- **TASK MATERIAL**:
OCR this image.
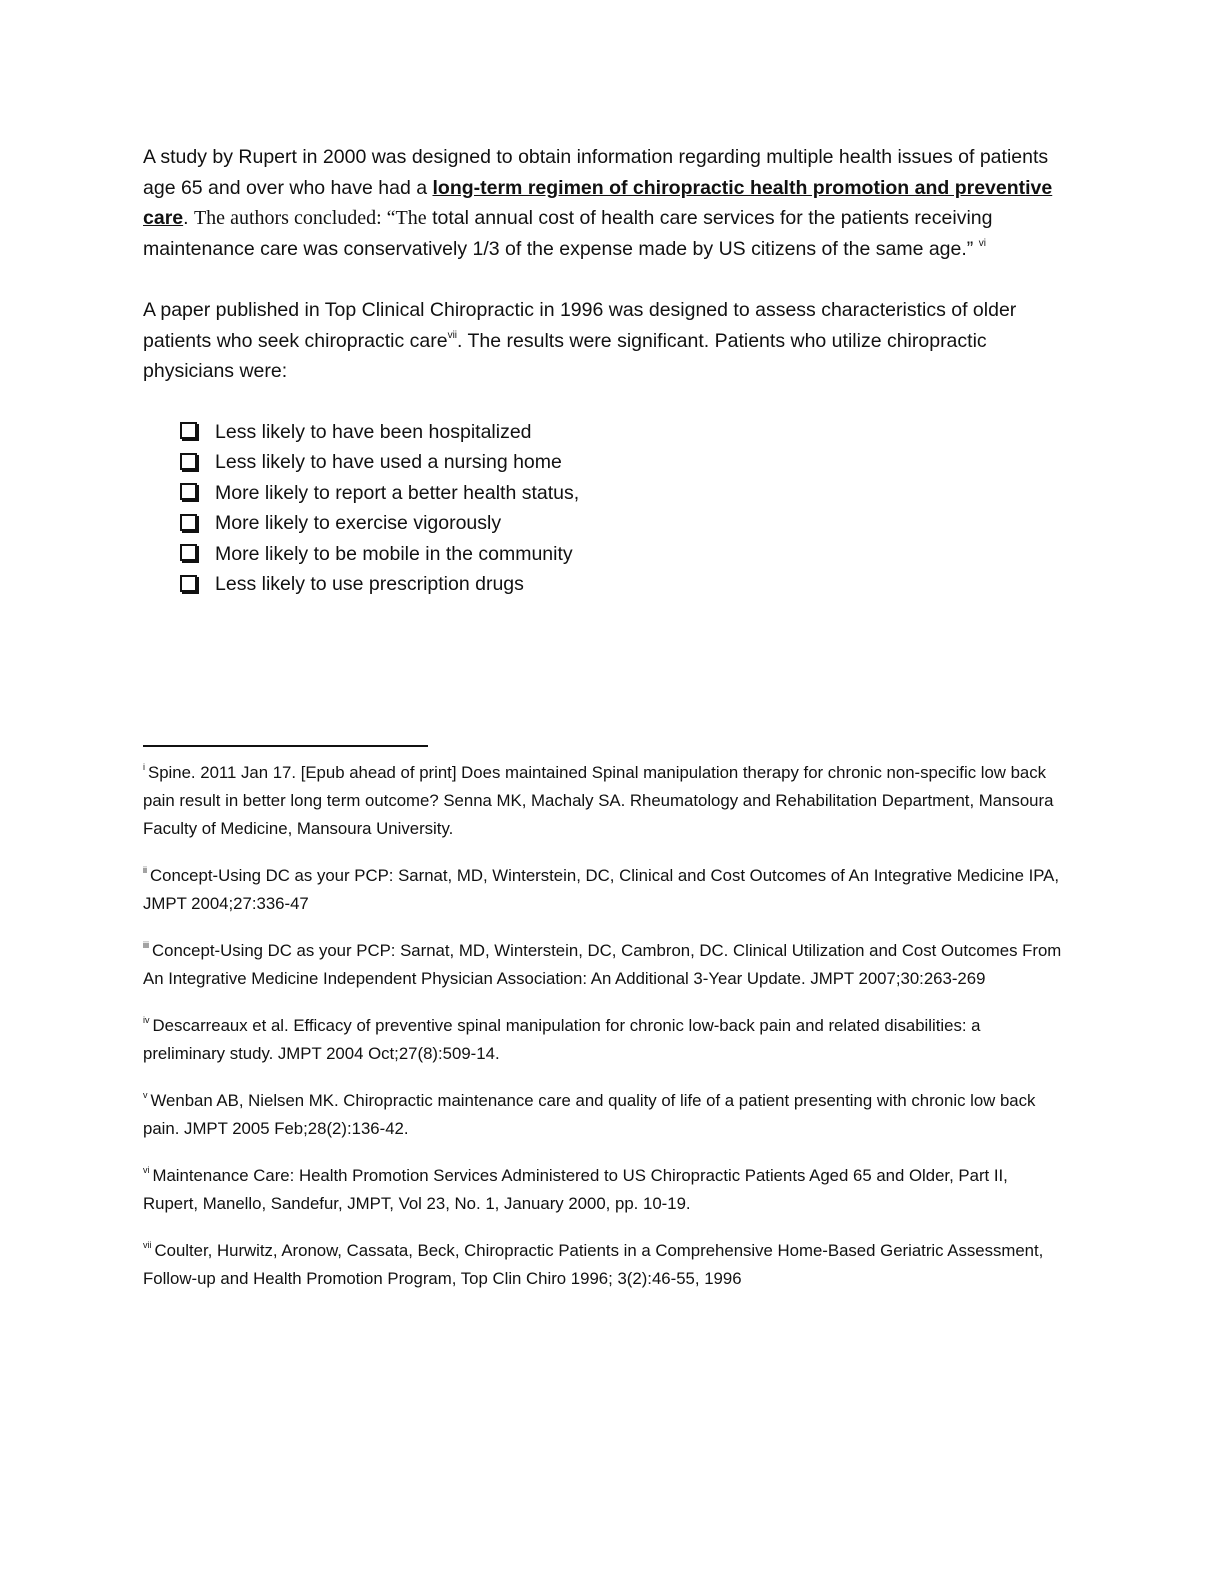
A study by Rupert in 2000 was designed to obtain information regarding multiple health issues of patients age 65 and over who have had a long-term regimen of chiropractic health promotion and preventive care. The authors concluded: “The total annual cost of health care services for the patients receiving maintenance care was conservatively 1/3 of the expense made by US citizens of the same age.” $^{vi}$

A paper published in Top Clinical Chiropractic in 1996 was designed to assess characteristics of older patients who seek chiropractic care$^{vii}$. The results were significant. Patients who utilize chiropractic physicians were:

Less likely to have been hospitalized
Less likely to have used a nursing home
More likely to report a better health status,
More likely to exercise vigorously
More likely to be mobile in the community
Less likely to use prescription drugs

$^i$ Spine. 2011 Jan 17. [Epub ahead of print] Does maintained Spinal manipulation therapy for chronic non-specific low back pain result in better long term outcome? Senna MK, Machaly SA. Rheumatology and Rehabilitation Department, Mansoura Faculty of Medicine, Mansoura University.

$^{ii}$ Concept-Using DC as your PCP: Sarnat, MD, Winterstein, DC, Clinical and Cost Outcomes of An Integrative Medicine IPA, JMPT 2004;27:336-47

$^{iii}$ Concept-Using DC as your PCP: Sarnat, MD, Winterstein, DC, Cambron, DC. Clinical Utilization and Cost Outcomes From An Integrative Medicine Independent Physician Association: An Additional 3-Year Update. JMPT 2007;30:263-269

$^{iv}$ Descarreaux et al. Efficacy of preventive spinal manipulation for chronic low-back pain and related disabilities: a preliminary study. JMPT 2004 Oct;27(8):509-14.

$^v$ Wenban AB, Nielsen MK. Chiropractic maintenance care and quality of life of a patient presenting with chronic low back pain. JMPT 2005 Feb;28(2):136-42.

$^{vi}$ Maintenance Care: Health Promotion Services Administered to US Chiropractic Patients Aged 65 and Older, Part II, Rupert, Manello, Sandefur, JMPT, Vol 23, No. 1, January 2000, pp. 10-19.

$^{vii}$ Coulter, Hurwitz, Aronow, Cassata, Beck, Chiropractic Patients in a Comprehensive Home-Based Geriatric Assessment, Follow-up and Health Promotion Program, Top Clin Chiro 1996; 3(2):46-55, 1996
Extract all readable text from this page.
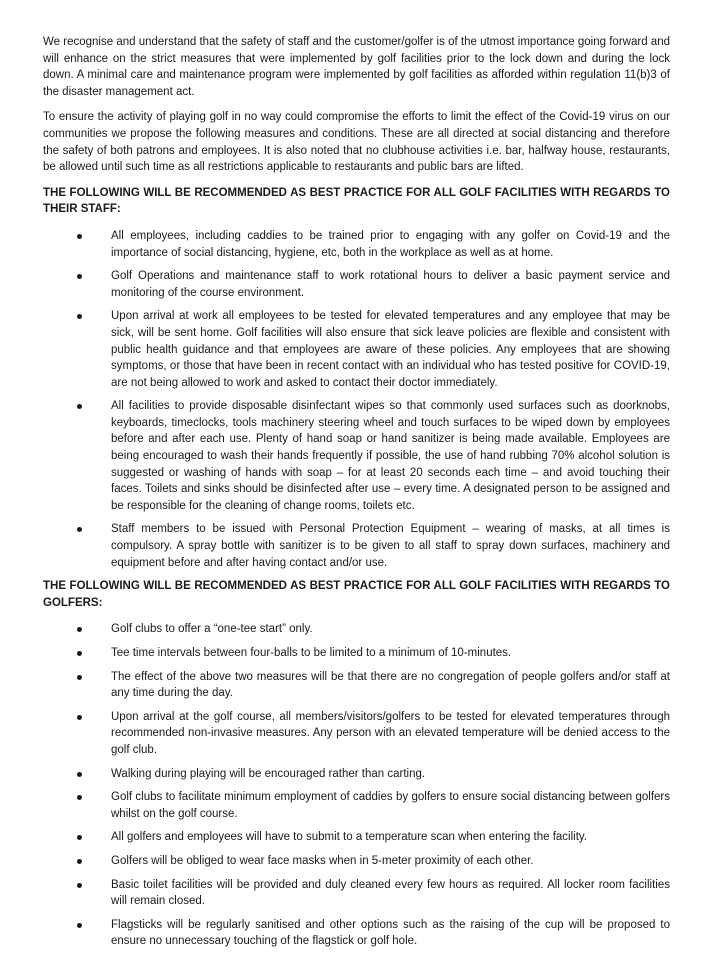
We recognise and understand that the safety of staff and the customer/golfer is of the utmost importance going forward and will enhance on the strict measures that were implemented by golf facilities prior to the lock down and during the lock down. A minimal care and maintenance program were implemented by golf facilities as afforded within regulation 11(b)3 of the disaster management act.

To ensure the activity of playing golf in no way could compromise the efforts to limit the effect of the Covid-19 virus on our communities we propose the following measures and conditions. These are all directed at social distancing and therefore the safety of both patrons and employees. It is also noted that no clubhouse activities i.e. bar, halfway house, restaurants, be allowed until such time as all restrictions applicable to restaurants and public bars are lifted.

THE FOLLOWING WILL BE RECOMMENDED AS BEST PRACTICE FOR ALL GOLF FACILITIES WITH REGARDS TO THEIR STAFF:
All employees, including caddies to be trained prior to engaging with any golfer on Covid-19 and the importance of social distancing, hygiene, etc, both in the workplace as well as at home.
Golf Operations and maintenance staff to work rotational hours to deliver a basic payment service and monitoring of the course environment.
Upon arrival at work all employees to be tested for elevated temperatures and any employee that may be sick, will be sent home. Golf facilities will also ensure that sick leave policies are flexible and consistent with public health guidance and that employees are aware of these policies. Any employees that are showing symptoms, or those that have been in recent contact with an individual who has tested positive for COVID-19, are not being allowed to work and asked to contact their doctor immediately.
All facilities to provide disposable disinfectant wipes so that commonly used surfaces such as doorknobs, keyboards, timeclocks, tools machinery steering wheel and touch surfaces to be wiped down by employees before and after each use. Plenty of hand soap or hand sanitizer is being made available. Employees are being encouraged to wash their hands frequently if possible, the use of hand rubbing 70% alcohol solution is suggested or washing of hands with soap – for at least 20 seconds each time – and avoid touching their faces. Toilets and sinks should be disinfected after use – every time. A designated person to be assigned and be responsible for the cleaning of change rooms, toilets etc.
Staff members to be issued with Personal Protection Equipment – wearing of masks, at all times is compulsory. A spray bottle with sanitizer is to be given to all staff to spray down surfaces, machinery and equipment before and after having contact and/or use.
THE FOLLOWING WILL BE RECOMMENDED AS BEST PRACTICE FOR ALL GOLF FACILITIES WITH REGARDS TO GOLFERS:
Golf clubs to offer a “one-tee start” only.
Tee time intervals between four-balls to be limited to a minimum of 10-minutes.
The effect of the above two measures will be that there are no congregation of people golfers and/or staff at any time during the day.
Upon arrival at the golf course, all members/visitors/golfers to be tested for elevated temperatures through recommended non-invasive measures. Any person with an elevated temperature will be denied access to the golf club.
Walking during playing will be encouraged rather than carting.
Golf clubs to facilitate minimum employment of caddies by golfers to ensure social distancing between golfers whilst on the golf course.
All golfers and employees will have to submit to a temperature scan when entering the facility.
Golfers will be obliged to wear face masks when in 5-meter proximity of each other.
Basic toilet facilities will be provided and duly cleaned every few hours as required. All locker room facilities will remain closed.
Flagsticks will be regularly sanitised and other options such as the raising of the cup will be proposed to ensure no unnecessary touching of the flagstick or golf hole.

- **TASK DESCRIPTION**: From the first line to the last, copy the listing above exactly and leave out the images.

- **RESULT**:
OCR this image.
A study by Rupert in 2000 was designed to obtain information regarding multiple health issues of patients age 65 and over who have had a long-term regimen of chiropractic health promotion and preventive care. The authors concluded: “The total annual cost of health care services for the patients receiving maintenance care was conservatively 1/3 of the expense made by US citizens of the same age.” $^{vi}$

A paper published in Top Clinical Chiropractic in 1996 was designed to assess characteristics of older patients who seek chiropractic care$^{vii}$. The results were significant. Patients who utilize chiropractic physicians were:

Less likely to have been hospitalized
Less likely to have used a nursing home
More likely to report a better health status,
More likely to exercise vigorously
More likely to be mobile in the community
Less likely to use prescription drugs

$^i$ Spine. 2011 Jan 17. [Epub ahead of print] Does maintained Spinal manipulation therapy for chronic non-specific low back pain result in better long term outcome? Senna MK, Machaly SA. Rheumatology and Rehabilitation Department, Mansoura Faculty of Medicine, Mansoura University.

$^{ii}$ Concept-Using DC as your PCP: Sarnat, MD, Winterstein, DC, Clinical and Cost Outcomes of An Integrative Medicine IPA, JMPT 2004;27:336-47

$^{iii}$ Concept-Using DC as your PCP: Sarnat, MD, Winterstein, DC, Cambron, DC. Clinical Utilization and Cost Outcomes From An Integrative Medicine Independent Physician Association: An Additional 3-Year Update. JMPT 2007;30:263-269

$^{iv}$ Descarreaux et al. Efficacy of preventive spinal manipulation for chronic low-back pain and related disabilities: a preliminary study. JMPT 2004 Oct;27(8):509-14.

$^v$ Wenban AB, Nielsen MK. Chiropractic maintenance care and quality of life of a patient presenting with chronic low back pain. JMPT 2005 Feb;28(2):136-42.

$^{vi}$ Maintenance Care: Health Promotion Services Administered to US Chiropractic Patients Aged 65 and Older, Part II, Rupert, Manello, Sandefur, JMPT, Vol 23, No. 1, January 2000, pp. 10-19.

$^{vii}$ Coulter, Hurwitz, Aronow, Cassata, Beck, Chiropractic Patients in a Comprehensive Home-Based Geriatric Assessment, Follow-up and Health Promotion Program, Top Clin Chiro 1996; 3(2):46-55, 1996
Extract all readable text from this page.
We recognise and understand that the safety of staff and the customer/golfer is of the utmost importance going forward and will enhance on the strict measures that were implemented by golf facilities prior to the lock down and during the lock down. A minimal care and maintenance program were implemented by golf facilities as afforded within regulation 11(b)3 of the disaster management act.

To ensure the activity of playing golf in no way could compromise the efforts to limit the effect of the Covid-19 virus on our communities we propose the following measures and conditions. These are all directed at social distancing and therefore the safety of both patrons and employees. It is also noted that no clubhouse activities i.e. bar, halfway house, restaurants, be allowed until such time as all restrictions applicable to restaurants and public bars are lifted.

THE FOLLOWING WILL BE RECOMMENDED AS BEST PRACTICE FOR ALL GOLF FACILITIES WITH REGARDS TO THEIR STAFF:
All employees, including caddies to be trained prior to engaging with any golfer on Covid-19 and the importance of social distancing, hygiene, etc, both in the workplace as well as at home.
Golf Operations and maintenance staff to work rotational hours to deliver a basic payment service and monitoring of the course environment.
Upon arrival at work all employees to be tested for elevated temperatures and any employee that may be sick, will be sent home. Golf facilities will also ensure that sick leave policies are flexible and consistent with public health guidance and that employees are aware of these policies. Any employees that are showing symptoms, or those that have been in recent contact with an individual who has tested positive for COVID-19, are not being allowed to work and asked to contact their doctor immediately.
All facilities to provide disposable disinfectant wipes so that commonly used surfaces such as doorknobs, keyboards, timeclocks, tools machinery steering wheel and touch surfaces to be wiped down by employees before and after each use. Plenty of hand soap or hand sanitizer is being made available. Employees are being encouraged to wash their hands frequently if possible, the use of hand rubbing 70% alcohol solution is suggested or washing of hands with soap – for at least 20 seconds each time – and avoid touching their faces. Toilets and sinks should be disinfected after use – every time. A designated person to be assigned and be responsible for the cleaning of change rooms, toilets etc.
Staff members to be issued with Personal Protection Equipment – wearing of masks, at all times is compulsory. A spray bottle with sanitizer is to be given to all staff to spray down surfaces, machinery and equipment before and after having contact and/or use.
THE FOLLOWING WILL BE RECOMMENDED AS BEST PRACTICE FOR ALL GOLF FACILITIES WITH REGARDS TO GOLFERS:
Golf clubs to offer a “one-tee start” only.
Tee time intervals between four-balls to be limited to a minimum of 10-minutes.
The effect of the above two measures will be that there are no congregation of people golfers and/or staff at any time during the day.
Upon arrival at the golf course, all members/visitors/golfers to be tested for elevated temperatures through recommended non-invasive measures. Any person with an elevated temperature will be denied access to the golf club.
Walking during playing will be encouraged rather than carting.
Golf clubs to facilitate minimum employment of caddies by golfers to ensure social distancing between golfers whilst on the golf course.
All golfers and employees will have to submit to a temperature scan when entering the facility.
Golfers will be obliged to wear face masks when in 5-meter proximity of each other.
Basic toilet facilities will be provided and duly cleaned every few hours as required. All locker room facilities will remain closed.
Flagsticks will be regularly sanitised and other options such as the raising of the cup will be proposed to ensure no unnecessary touching of the flagstick or golf hole.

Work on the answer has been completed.